Check every line of the entries that follow, and copy the ones containing "如图所示".

---+---

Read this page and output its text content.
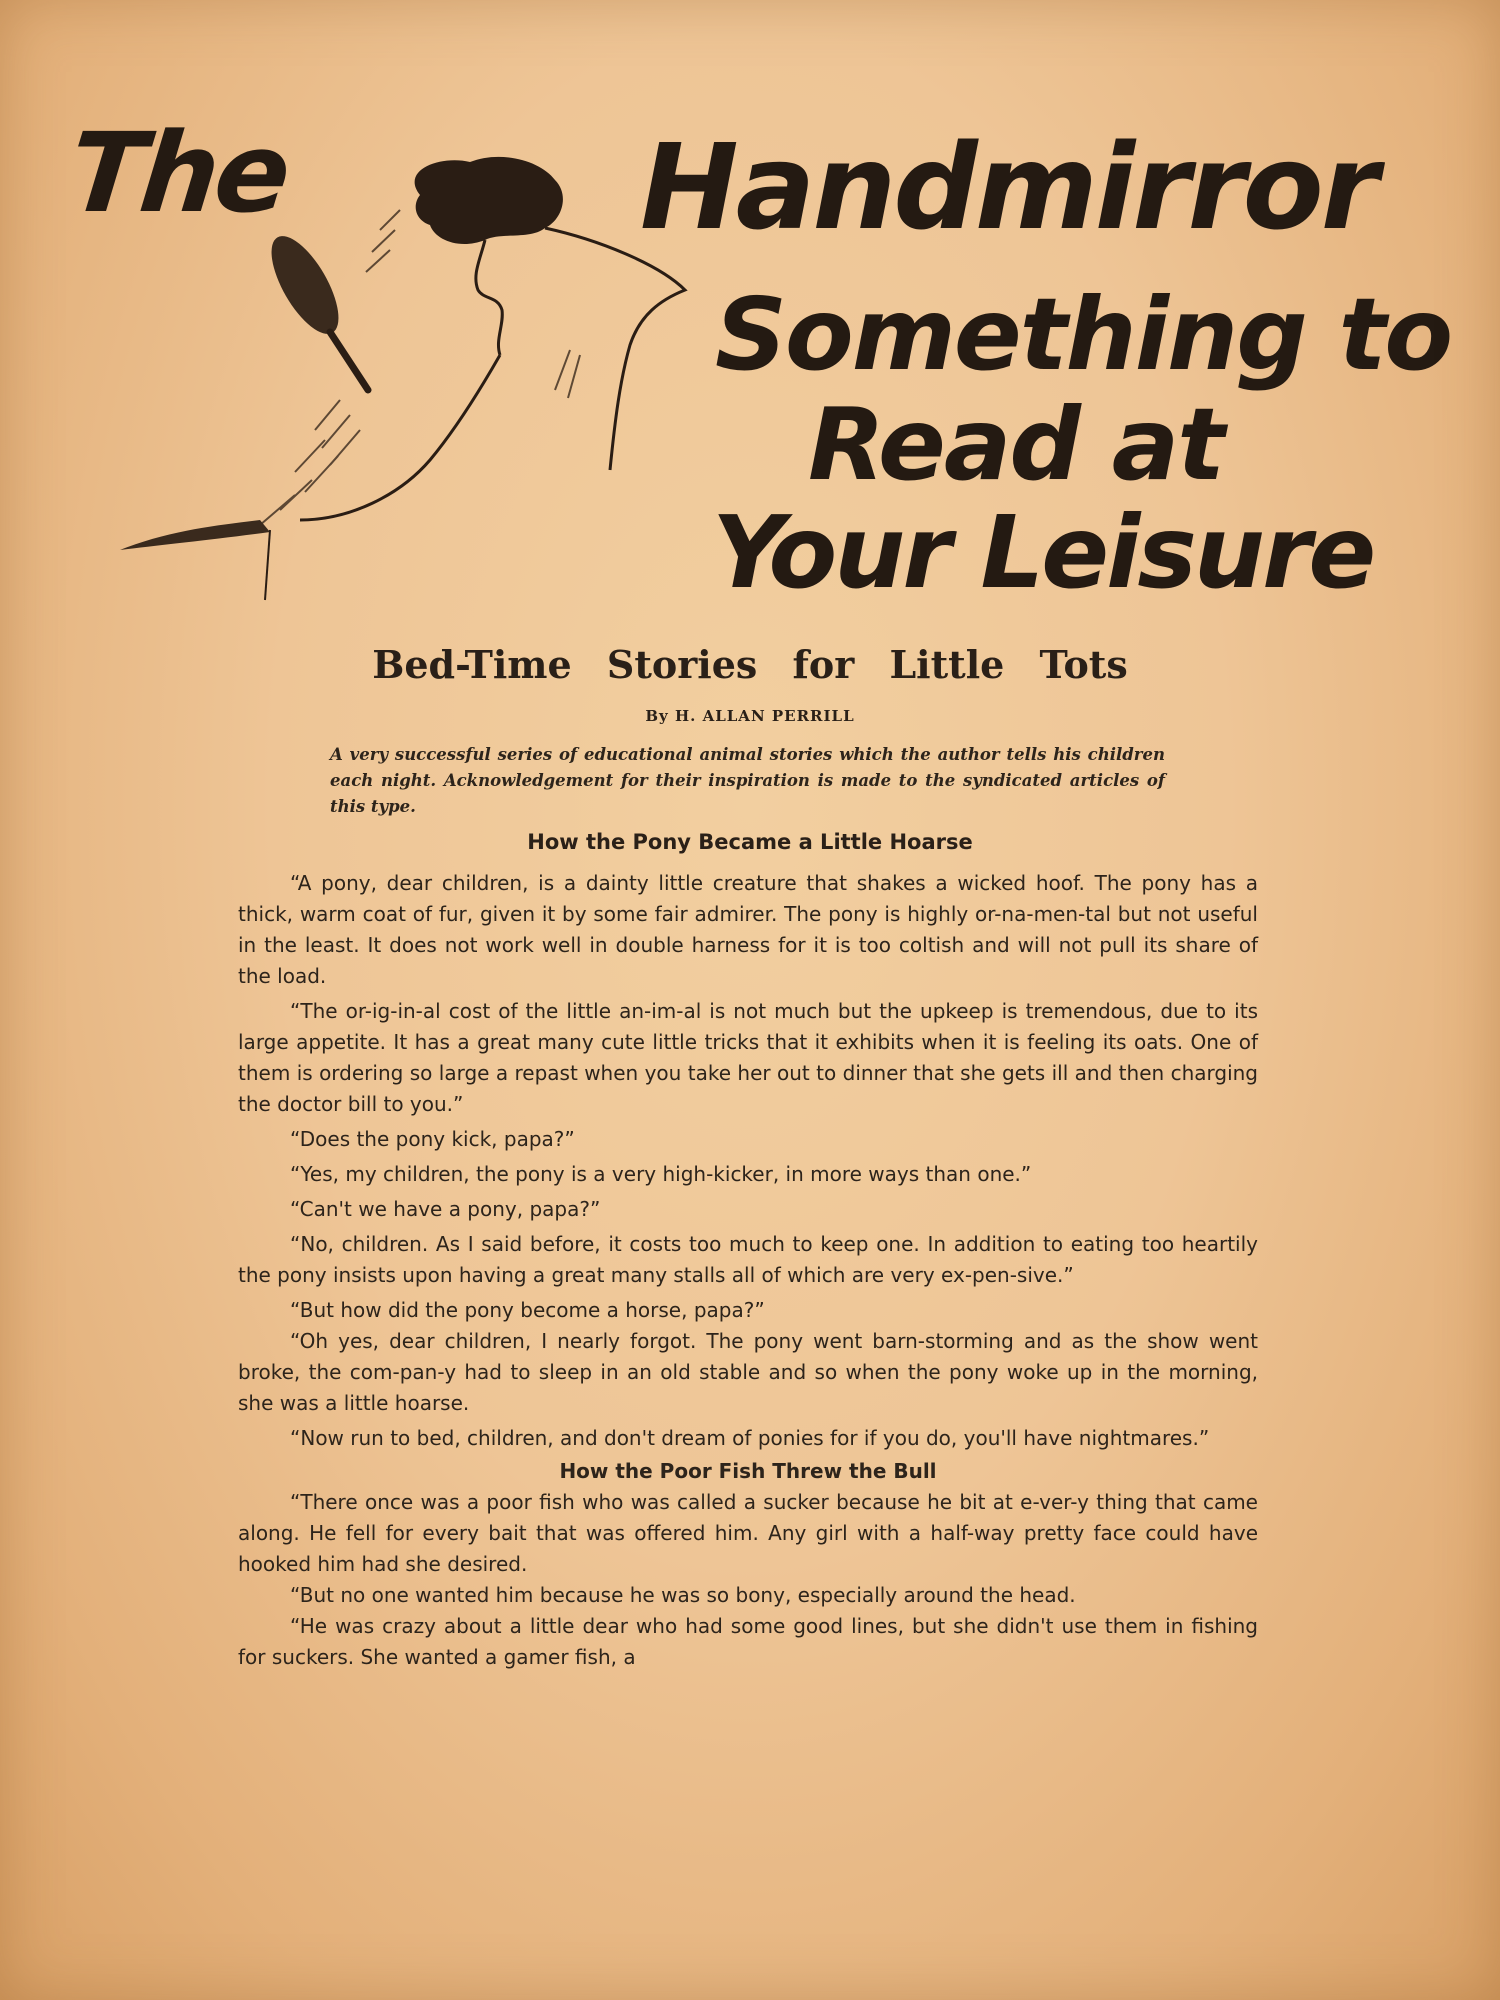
The	Handmirror
Something to
Read at
Your Leisure
Bed-Time Stories for Little Tots
By H. ALLAN PERRILL

A very successful series of educational animal stories which the author tells his children each night. Acknowledgement for their inspiration is made to the syndicated articles of this type.

How the Pony Became a Little Hoarse

“A pony, dear children, is a dainty little creature that shakes a wicked hoof. The pony has a thick, warm coat of fur, given it by some fair admirer. The pony is highly or-na-men-tal but not useful in the least. It does not work well in double harness for it is too coltish and will not pull its share of the load.

“The or-ig-in-al cost of the little an-im-al is not much but the upkeep is tremendous, due to its large appetite. It has a great many cute little tricks that it exhibits when it is feeling its oats. One of them is ordering so large a repast when you take her out to dinner that she gets ill and then charging the doctor bill to you.”

“Does the pony kick, papa?”

“Yes, my children, the pony is a very high-kicker, in more ways than one.”

“Can't we have a pony, papa?”

“No, children. As I said before, it costs too much to keep one. In addition to eating too heartily the pony insists upon having a great many stalls all of which are very ex-pen-sive.”

“But how did the pony become a horse, papa?”

“Oh yes, dear children, I nearly forgot. The pony went barn-storming and as the show went broke, the com-pan-y had to sleep in an old stable and so when the pony woke up in the morning, she was a little hoarse.

“Now run to bed, children, and don't dream of ponies for if you do, you'll have nightmares.”

How the Poor Fish Threw the Bull

“There once was a poor fish who was called a sucker because he bit at e-ver-y thing that came along. He fell for every bait that was offered him. Any girl with a half-way pretty face could have hooked him had she desired.

“But no one wanted him because he was so bony, especially around the head.

“He was crazy about a little dear who had some good lines, but she didn't use them in fishing for suckers. She wanted a gamer fish, a
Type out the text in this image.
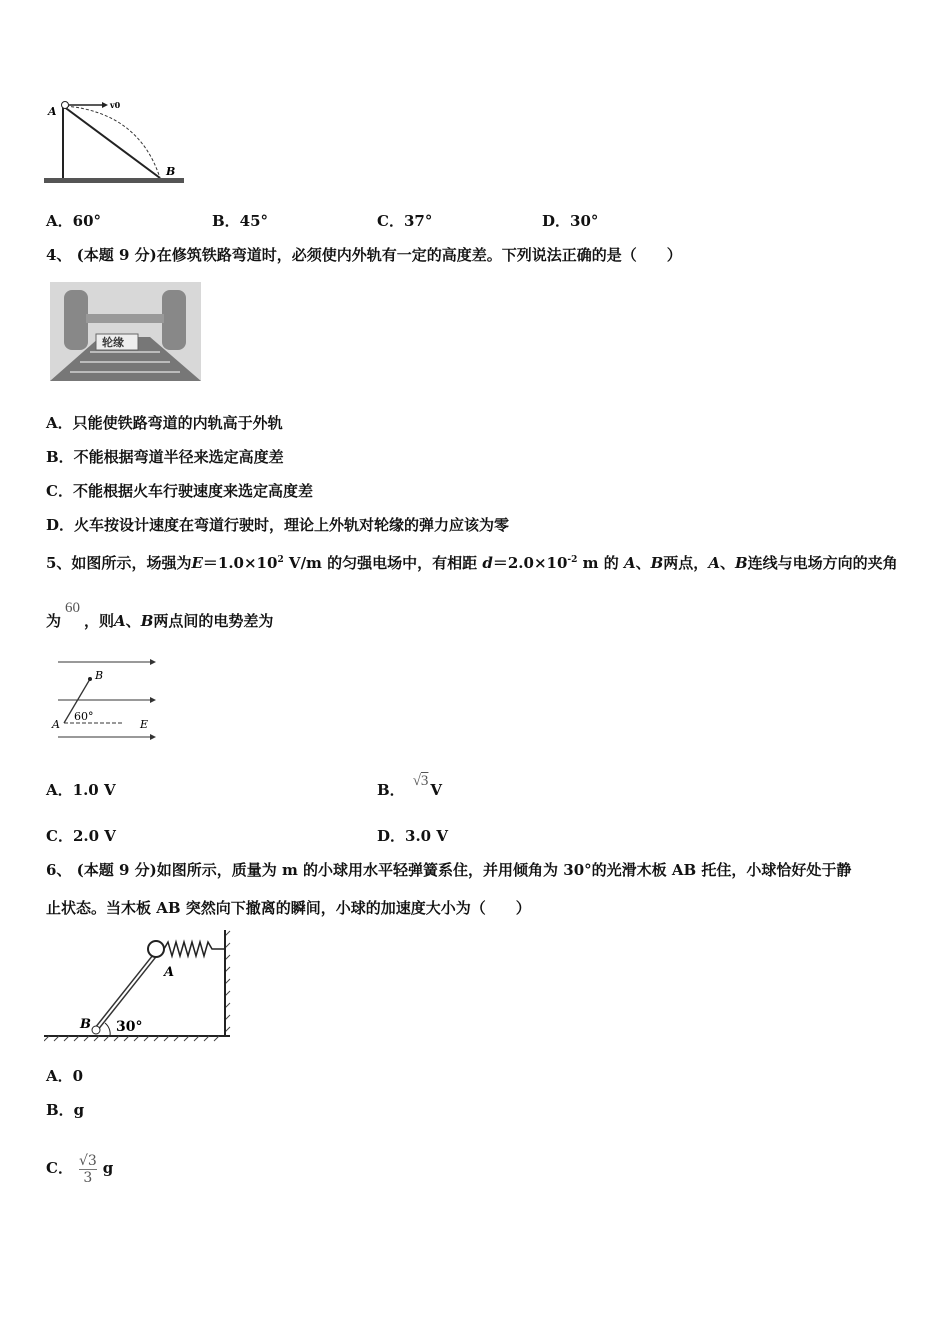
A	v0
B
A．60°	B．45°	C．37°	D．30°
4、 (本题 9 分)在修筑铁路弯道时，必须使内外轨有一定的高度差。下列说法正确的是（　　）
轮缘
A．只能使铁路弯道的内轨高于外轨
B．不能根据弯道半径来选定高度差
C．不能根据火车行驶速度来选定高度差
D．火车按设计速度在弯道行驶时，理论上外轨对轮缘的弹力应该为零
5、如图所示，场强为$E=1.0\times 10^2$ V/m 的匀强电场中，有相距 $d=2.0\times 10^{-2}$ m 的 A、B两点，A、B连线与电场方向的夹角
为60，则A、B两点间的电势差为
B
A
60°
E
A．1.0 V	B． √3 V
C．2.0 V	D．3.0 V
6、 (本题 9 分)如图所示，质量为 m 的小球用水平轻弹簧系住，并用倾角为 30°的光滑木板 AB 托住，小球恰好处于静
止状态。当木板 AB 突然向下撤离的瞬间，小球的加速度大小为（　　）
A
B 30°
A．0
B．g
C． $\frac{√3}{3}$ g
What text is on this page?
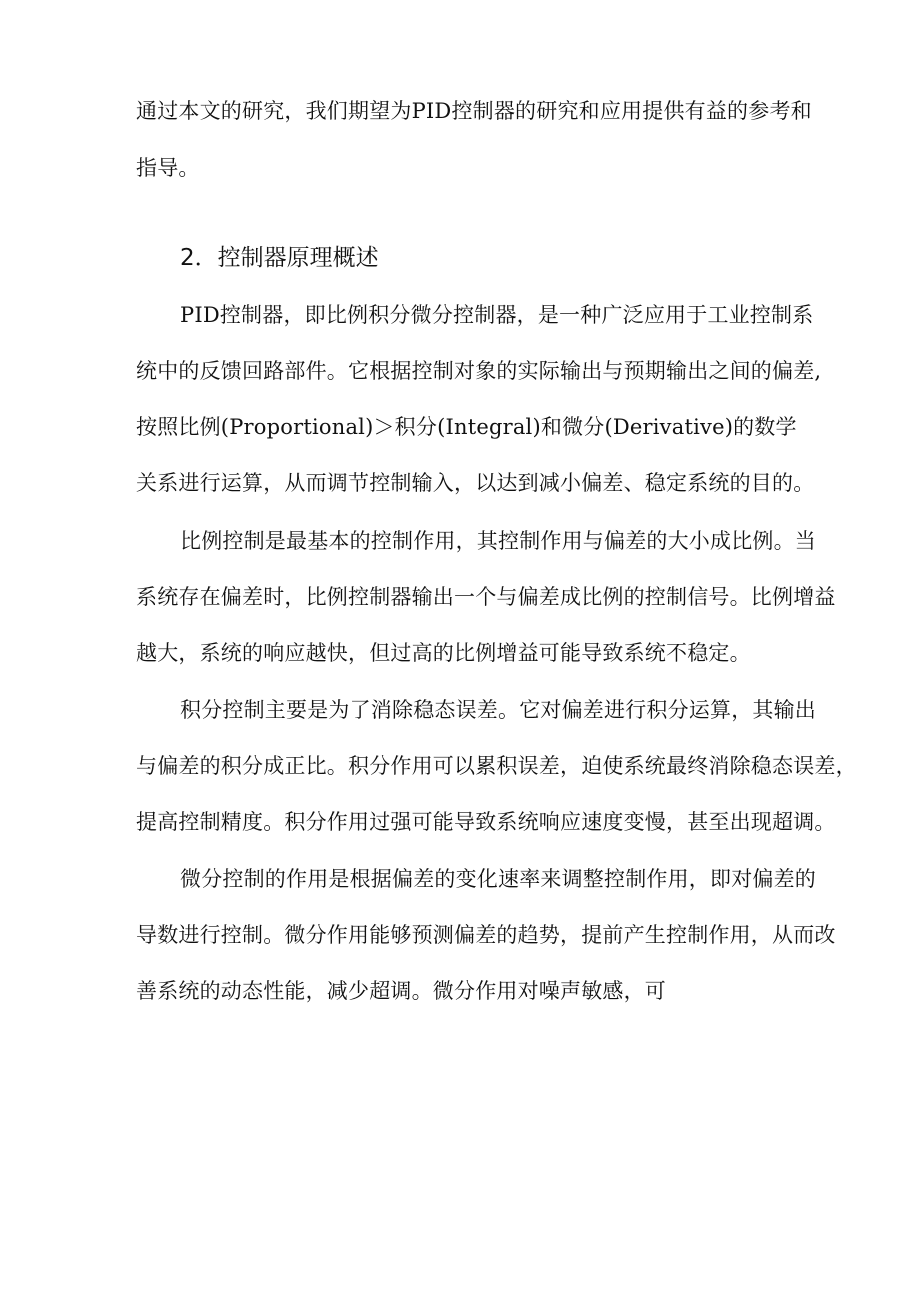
通过本文的研究，我们期望为PID控制器的研究和应用提供有益的参考和
指导。
2．控制器原理概述
PID控制器，即比例积分微分控制器，是一种广泛应用于工业控制系
统中的反馈回路部件。它根据控制对象的实际输出与预期输出之间的偏差,
按照比例(Proportional)＞积分(Integral)和微分(Derivative)的数学
关系进行运算，从而调节控制输入，以达到减小偏差、稳定系统的目的。
比例控制是最基本的控制作用，其控制作用与偏差的大小成比例。当
系统存在偏差时，比例控制器输出一个与偏差成比例的控制信号。比例增益
越大，系统的响应越快，但过高的比例增益可能导致系统不稳定。
积分控制主要是为了消除稳态误差。它对偏差进行积分运算，其输出
与偏差的积分成正比。积分作用可以累积误差，迫使系统最终消除稳态误差，
提高控制精度。积分作用过强可能导致系统响应速度变慢，甚至出现超调。
微分控制的作用是根据偏差的变化速率来调整控制作用，即对偏差的
导数进行控制。微分作用能够预测偏差的趋势，提前产生控制作用，从而改
善系统的动态性能，减少超调。微分作用对噪声敏感，可
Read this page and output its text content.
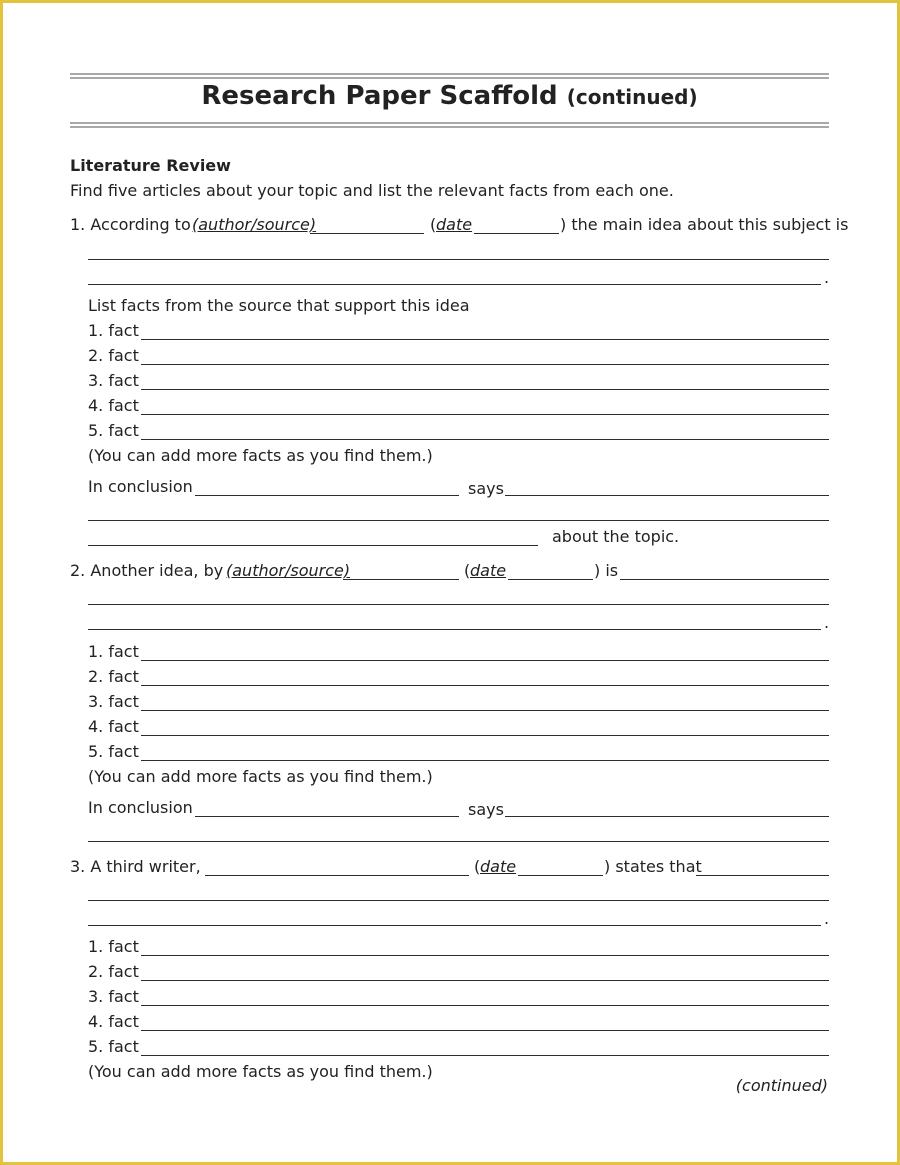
Research Paper Scaffold (continued)
Literature Review
Find five articles about your topic and list the relevant facts from each one.
1. According to (author/source)	( date	) the main idea about this subject is
.
List facts from the source that support this idea
1. fact
2. fact
3. fact
4. fact
5. fact
(You can add more facts as you find them.)
In conclusion	says
about the topic.
2. Another idea, by (author/source)	( date	) is
.
1. fact
2. fact
3. fact
4. fact
5. fact
(You can add more facts as you find them.)
In conclusion	says
3. A third writer,	( date	) states that
.
1. fact
2. fact
3. fact
4. fact
5. fact
(You can add more facts as you find them.)
(continued)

---+---

## RESPONSE TO THE EXERCISE
5、如图所示，场强为$E=1.0\times 10^2$ V/m 的匀强电场中，有相距 $d=2.0\times 10^{-2}$ m 的 A、B两点，A、B连线与电场方向的夹角
6、 (本题 9 分)如图所示，质量为 m 的小球用水平轻弹簧系住，并用倾角为 30°的光滑木板 AB 托住，小球恰好处于静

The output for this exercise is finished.